## INPUT:
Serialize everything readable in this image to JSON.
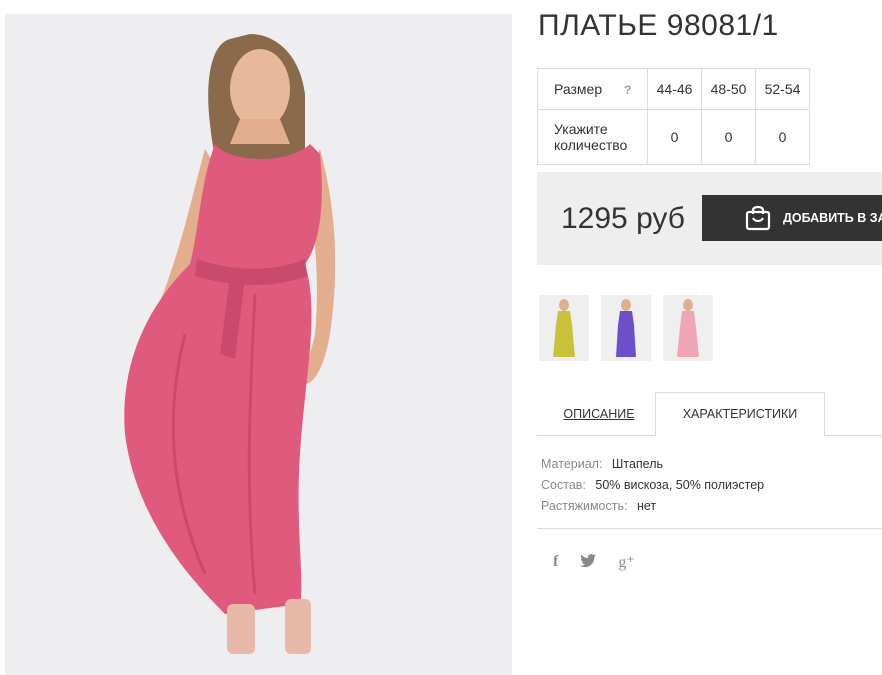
{
  "product": {
    "title": "ПЛАТЬЕ 98081/1",
    "photo_alt": "pink-dress-photo"
  },
  "size_table": {
    "size_label": "Размер",
    "help_icon": "?",
    "sizes": [
      "44-46",
      "48-50",
      "52-54"
    ],
    "qty_label_line1": "Укажите",
    "qty_label_line2": "количество",
    "quantities": [
      "0",
      "0",
      "0"
    ]
  },
  "purchase": {
    "price": "1295 руб",
    "add_to_cart_label": "ДОБАВИТЬ В ЗАКАЗ",
    "bag_icon": "shopping-bag-icon"
  },
  "thumbnails": [
    {
      "name": "thumb-yellow",
      "color": "#c7c23a"
    },
    {
      "name": "thumb-purple",
      "color": "#6d4fc8"
    },
    {
      "name": "thumb-pink",
      "color": "#f0a6b6"
    }
  ],
  "tabs": {
    "description": "ОПИСАНИЕ",
    "characteristics": "ХАРАКТЕРИСТИКИ"
  },
  "characteristics": [
    {
      "key": "Материал:",
      "value": "Штапель"
    },
    {
      "key": "Состав:",
      "value": "50% вискоза, 50% полиэстер"
    },
    {
      "key": "Растяжимость:",
      "value": "нет"
    }
  ],
  "social": {
    "facebook": "f",
    "twitter": "🐦",
    "googleplus": "g⁺"
  },
  "colors": {
    "dress": "#e05a7e",
    "button_bg": "#333333",
    "band_bg": "#eeeeee"
  }
}
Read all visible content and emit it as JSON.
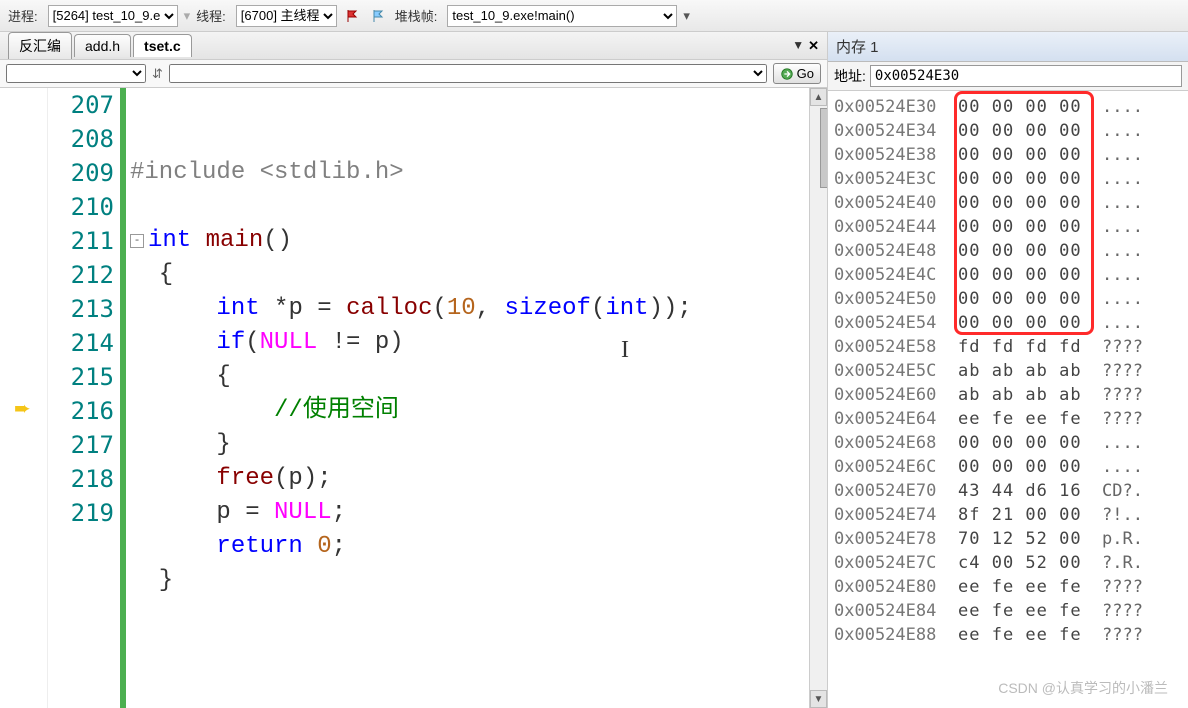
{
  "toolbar": {
    "process_label": "进程:",
    "process_value": "[5264] test_10_9.e",
    "thread_label": "线程:",
    "thread_value": "[6700] 主线程",
    "stack_label": "堆栈帧:",
    "stack_value": "test_10_9.exe!main()"
  },
  "tabs": [
    {
      "label": "反汇编",
      "active": false
    },
    {
      "label": "add.h",
      "active": false
    },
    {
      "label": "tset.c",
      "active": true
    }
  ],
  "editor_bar": {
    "go_label": "Go"
  },
  "code": {
    "lines": [
      {
        "n": 207,
        "tokens": [
          {
            "t": "#include ",
            "c": "incl"
          },
          {
            "t": "<stdlib.h>",
            "c": "incl"
          }
        ]
      },
      {
        "n": 208,
        "tokens": []
      },
      {
        "n": 209,
        "fold": "-",
        "tokens": [
          {
            "t": "int",
            "c": "type"
          },
          {
            "t": " main",
            "c": "fn"
          },
          {
            "t": "()",
            "c": ""
          }
        ]
      },
      {
        "n": 210,
        "tokens": [
          {
            "t": "  {",
            "c": ""
          }
        ]
      },
      {
        "n": 211,
        "tokens": [
          {
            "t": "      ",
            "c": ""
          },
          {
            "t": "int",
            "c": "type"
          },
          {
            "t": " *p = ",
            "c": ""
          },
          {
            "t": "calloc",
            "c": "fn"
          },
          {
            "t": "(",
            "c": ""
          },
          {
            "t": "10",
            "c": "num"
          },
          {
            "t": ", ",
            "c": ""
          },
          {
            "t": "sizeof",
            "c": "kw"
          },
          {
            "t": "(",
            "c": ""
          },
          {
            "t": "int",
            "c": "type"
          },
          {
            "t": "));",
            "c": ""
          }
        ]
      },
      {
        "n": 212,
        "tokens": [
          {
            "t": "      ",
            "c": ""
          },
          {
            "t": "if",
            "c": "kw"
          },
          {
            "t": "(",
            "c": ""
          },
          {
            "t": "NULL",
            "c": "const"
          },
          {
            "t": " != p)",
            "c": ""
          }
        ]
      },
      {
        "n": 213,
        "tokens": [
          {
            "t": "      {",
            "c": ""
          }
        ]
      },
      {
        "n": 214,
        "tokens": [
          {
            "t": "          ",
            "c": ""
          },
          {
            "t": "//使用空间",
            "c": "comment"
          }
        ]
      },
      {
        "n": 215,
        "tokens": [
          {
            "t": "      }",
            "c": ""
          }
        ]
      },
      {
        "n": 216,
        "arrow": true,
        "tokens": [
          {
            "t": "      free(p);",
            "c": "fn2",
            "raw": true
          }
        ]
      },
      {
        "n": 217,
        "tokens": [
          {
            "t": "      p = ",
            "c": ""
          },
          {
            "t": "NULL",
            "c": "const"
          },
          {
            "t": ";",
            "c": ""
          }
        ]
      },
      {
        "n": 218,
        "tokens": [
          {
            "t": "      ",
            "c": ""
          },
          {
            "t": "return",
            "c": "kw"
          },
          {
            "t": " ",
            "c": ""
          },
          {
            "t": "0",
            "c": "num"
          },
          {
            "t": ";",
            "c": ""
          }
        ]
      },
      {
        "n": 219,
        "tokens": [
          {
            "t": "  }",
            "c": ""
          }
        ]
      }
    ]
  },
  "memory": {
    "title": "内存 1",
    "address_label": "地址:",
    "address_value": "0x00524E30",
    "rows": [
      {
        "addr": "0x00524E30",
        "hex": "00 00 00 00",
        "asc": "....",
        "hl": true
      },
      {
        "addr": "0x00524E34",
        "hex": "00 00 00 00",
        "asc": "....",
        "hl": true
      },
      {
        "addr": "0x00524E38",
        "hex": "00 00 00 00",
        "asc": "....",
        "hl": true
      },
      {
        "addr": "0x00524E3C",
        "hex": "00 00 00 00",
        "asc": "....",
        "hl": true
      },
      {
        "addr": "0x00524E40",
        "hex": "00 00 00 00",
        "asc": "....",
        "hl": true
      },
      {
        "addr": "0x00524E44",
        "hex": "00 00 00 00",
        "asc": "....",
        "hl": true
      },
      {
        "addr": "0x00524E48",
        "hex": "00 00 00 00",
        "asc": "....",
        "hl": true
      },
      {
        "addr": "0x00524E4C",
        "hex": "00 00 00 00",
        "asc": "....",
        "hl": true
      },
      {
        "addr": "0x00524E50",
        "hex": "00 00 00 00",
        "asc": "....",
        "hl": true
      },
      {
        "addr": "0x00524E54",
        "hex": "00 00 00 00",
        "asc": "....",
        "hl": true
      },
      {
        "addr": "0x00524E58",
        "hex": "fd fd fd fd",
        "asc": "????"
      },
      {
        "addr": "0x00524E5C",
        "hex": "ab ab ab ab",
        "asc": "????"
      },
      {
        "addr": "0x00524E60",
        "hex": "ab ab ab ab",
        "asc": "????"
      },
      {
        "addr": "0x00524E64",
        "hex": "ee fe ee fe",
        "asc": "????"
      },
      {
        "addr": "0x00524E68",
        "hex": "00 00 00 00",
        "asc": "...."
      },
      {
        "addr": "0x00524E6C",
        "hex": "00 00 00 00",
        "asc": "...."
      },
      {
        "addr": "0x00524E70",
        "hex": "43 44 d6 16",
        "asc": "CD?."
      },
      {
        "addr": "0x00524E74",
        "hex": "8f 21 00 00",
        "asc": "?!.."
      },
      {
        "addr": "0x00524E78",
        "hex": "70 12 52 00",
        "asc": "p.R."
      },
      {
        "addr": "0x00524E7C",
        "hex": "c4 00 52 00",
        "asc": "?.R."
      },
      {
        "addr": "0x00524E80",
        "hex": "ee fe ee fe",
        "asc": "????"
      },
      {
        "addr": "0x00524E84",
        "hex": "ee fe ee fe",
        "asc": "????"
      },
      {
        "addr": "0x00524E88",
        "hex": "ee fe ee fe",
        "asc": "????"
      }
    ]
  },
  "watermark": "CSDN @认真学习的小潘兰"
}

## WHAT IS NEEDED:
Every line of the data above should be quoted exactly. Omit the pictures.

## WRITTEN ANSWER:
Serialize everything readable in this image to JSON.
{
  "product": {
    "title": "ПЛАТЬЕ 98081/1",
    "photo_alt": "pink-dress-photo"
  },
  "size_table": {
    "size_label": "Размер",
    "help_icon": "?",
    "sizes": [
      "44-46",
      "48-50",
      "52-54"
    ],
    "qty_label_line1": "Укажите",
    "qty_label_line2": "количество",
    "quantities": [
      "0",
      "0",
      "0"
    ]
  },
  "purchase": {
    "price": "1295 руб",
    "add_to_cart_label": "ДОБАВИТЬ В ЗАКАЗ",
    "bag_icon": "shopping-bag-icon"
  },
  "thumbnails": [
    {
      "name": "thumb-yellow",
      "color": "#c7c23a"
    },
    {
      "name": "thumb-purple",
      "color": "#6d4fc8"
    },
    {
      "name": "thumb-pink",
      "color": "#f0a6b6"
    }
  ],
  "tabs": {
    "description": "ОПИСАНИЕ",
    "characteristics": "ХАРАКТЕРИСТИКИ"
  },
  "characteristics": [
    {
      "key": "Материал:",
      "value": "Штапель"
    },
    {
      "key": "Состав:",
      "value": "50% вискоза, 50% полиэстер"
    },
    {
      "key": "Растяжимость:",
      "value": "нет"
    }
  ],
  "social": {
    "facebook": "f",
    "twitter": "🐦",
    "googleplus": "g⁺"
  },
  "colors": {
    "dress": "#e05a7e",
    "button_bg": "#333333",
    "band_bg": "#eeeeee"
  }
}
Read all visible content and emit it as JSON.
{
  "toolbar": {
    "process_label": "进程:",
    "process_value": "[5264] test_10_9.e",
    "thread_label": "线程:",
    "thread_value": "[6700] 主线程",
    "stack_label": "堆栈帧:",
    "stack_value": "test_10_9.exe!main()"
  },
  "tabs": [
    {
      "label": "反汇编",
      "active": false
    },
    {
      "label": "add.h",
      "active": false
    },
    {
      "label": "tset.c",
      "active": true
    }
  ],
  "editor_bar": {
    "go_label": "Go"
  },
  "code": {
    "lines": [
      {
        "n": 207,
        "tokens": [
          {
            "t": "#include ",
            "c": "incl"
          },
          {
            "t": "<stdlib.h>",
            "c": "incl"
          }
        ]
      },
      {
        "n": 208,
        "tokens": []
      },
      {
        "n": 209,
        "fold": "-",
        "tokens": [
          {
            "t": "int",
            "c": "type"
          },
          {
            "t": " main",
            "c": "fn"
          },
          {
            "t": "()",
            "c": ""
          }
        ]
      },
      {
        "n": 210,
        "tokens": [
          {
            "t": "  {",
            "c": ""
          }
        ]
      },
      {
        "n": 211,
        "tokens": [
          {
            "t": "      ",
            "c": ""
          },
          {
            "t": "int",
            "c": "type"
          },
          {
            "t": " *p = ",
            "c": ""
          },
          {
            "t": "calloc",
            "c": "fn"
          },
          {
            "t": "(",
            "c": ""
          },
          {
            "t": "10",
            "c": "num"
          },
          {
            "t": ", ",
            "c": ""
          },
          {
            "t": "sizeof",
            "c": "kw"
          },
          {
            "t": "(",
            "c": ""
          },
          {
            "t": "int",
            "c": "type"
          },
          {
            "t": "));",
            "c": ""
          }
        ]
      },
      {
        "n": 212,
        "tokens": [
          {
            "t": "      ",
            "c": ""
          },
          {
            "t": "if",
            "c": "kw"
          },
          {
            "t": "(",
            "c": ""
          },
          {
            "t": "NULL",
            "c": "const"
          },
          {
            "t": " != p)",
            "c": ""
          }
        ]
      },
      {
        "n": 213,
        "tokens": [
          {
            "t": "      {",
            "c": ""
          }
        ]
      },
      {
        "n": 214,
        "tokens": [
          {
            "t": "          ",
            "c": ""
          },
          {
            "t": "//使用空间",
            "c": "comment"
          }
        ]
      },
      {
        "n": 215,
        "tokens": [
          {
            "t": "      }",
            "c": ""
          }
        ]
      },
      {
        "n": 216,
        "arrow": true,
        "tokens": [
          {
            "t": "      free(p);",
            "c": "fn2",
            "raw": true
          }
        ]
      },
      {
        "n": 217,
        "tokens": [
          {
            "t": "      p = ",
            "c": ""
          },
          {
            "t": "NULL",
            "c": "const"
          },
          {
            "t": ";",
            "c": ""
          }
        ]
      },
      {
        "n": 218,
        "tokens": [
          {
            "t": "      ",
            "c": ""
          },
          {
            "t": "return",
            "c": "kw"
          },
          {
            "t": " ",
            "c": ""
          },
          {
            "t": "0",
            "c": "num"
          },
          {
            "t": ";",
            "c": ""
          }
        ]
      },
      {
        "n": 219,
        "tokens": [
          {
            "t": "  }",
            "c": ""
          }
        ]
      }
    ]
  },
  "memory": {
    "title": "内存 1",
    "address_label": "地址:",
    "address_value": "0x00524E30",
    "rows": [
      {
        "addr": "0x00524E30",
        "hex": "00 00 00 00",
        "asc": "....",
        "hl": true
      },
      {
        "addr": "0x00524E34",
        "hex": "00 00 00 00",
        "asc": "....",
        "hl": true
      },
      {
        "addr": "0x00524E38",
        "hex": "00 00 00 00",
        "asc": "....",
        "hl": true
      },
      {
        "addr": "0x00524E3C",
        "hex": "00 00 00 00",
        "asc": "....",
        "hl": true
      },
      {
        "addr": "0x00524E40",
        "hex": "00 00 00 00",
        "asc": "....",
        "hl": true
      },
      {
        "addr": "0x00524E44",
        "hex": "00 00 00 00",
        "asc": "....",
        "hl": true
      },
      {
        "addr": "0x00524E48",
        "hex": "00 00 00 00",
        "asc": "....",
        "hl": true
      },
      {
        "addr": "0x00524E4C",
        "hex": "00 00 00 00",
        "asc": "....",
        "hl": true
      },
      {
        "addr": "0x00524E50",
        "hex": "00 00 00 00",
        "asc": "....",
        "hl": true
      },
      {
        "addr": "0x00524E54",
        "hex": "00 00 00 00",
        "asc": "....",
        "hl": true
      },
      {
        "addr": "0x00524E58",
        "hex": "fd fd fd fd",
        "asc": "????"
      },
      {
        "addr": "0x00524E5C",
        "hex": "ab ab ab ab",
        "asc": "????"
      },
      {
        "addr": "0x00524E60",
        "hex": "ab ab ab ab",
        "asc": "????"
      },
      {
        "addr": "0x00524E64",
        "hex": "ee fe ee fe",
        "asc": "????"
      },
      {
        "addr": "0x00524E68",
        "hex": "00 00 00 00",
        "asc": "...."
      },
      {
        "addr": "0x00524E6C",
        "hex": "00 00 00 00",
        "asc": "...."
      },
      {
        "addr": "0x00524E70",
        "hex": "43 44 d6 16",
        "asc": "CD?."
      },
      {
        "addr": "0x00524E74",
        "hex": "8f 21 00 00",
        "asc": "?!.."
      },
      {
        "addr": "0x00524E78",
        "hex": "70 12 52 00",
        "asc": "p.R."
      },
      {
        "addr": "0x00524E7C",
        "hex": "c4 00 52 00",
        "asc": "?.R."
      },
      {
        "addr": "0x00524E80",
        "hex": "ee fe ee fe",
        "asc": "????"
      },
      {
        "addr": "0x00524E84",
        "hex": "ee fe ee fe",
        "asc": "????"
      },
      {
        "addr": "0x00524E88",
        "hex": "ee fe ee fe",
        "asc": "????"
      }
    ]
  },
  "watermark": "CSDN @认真学习的小潘兰"
}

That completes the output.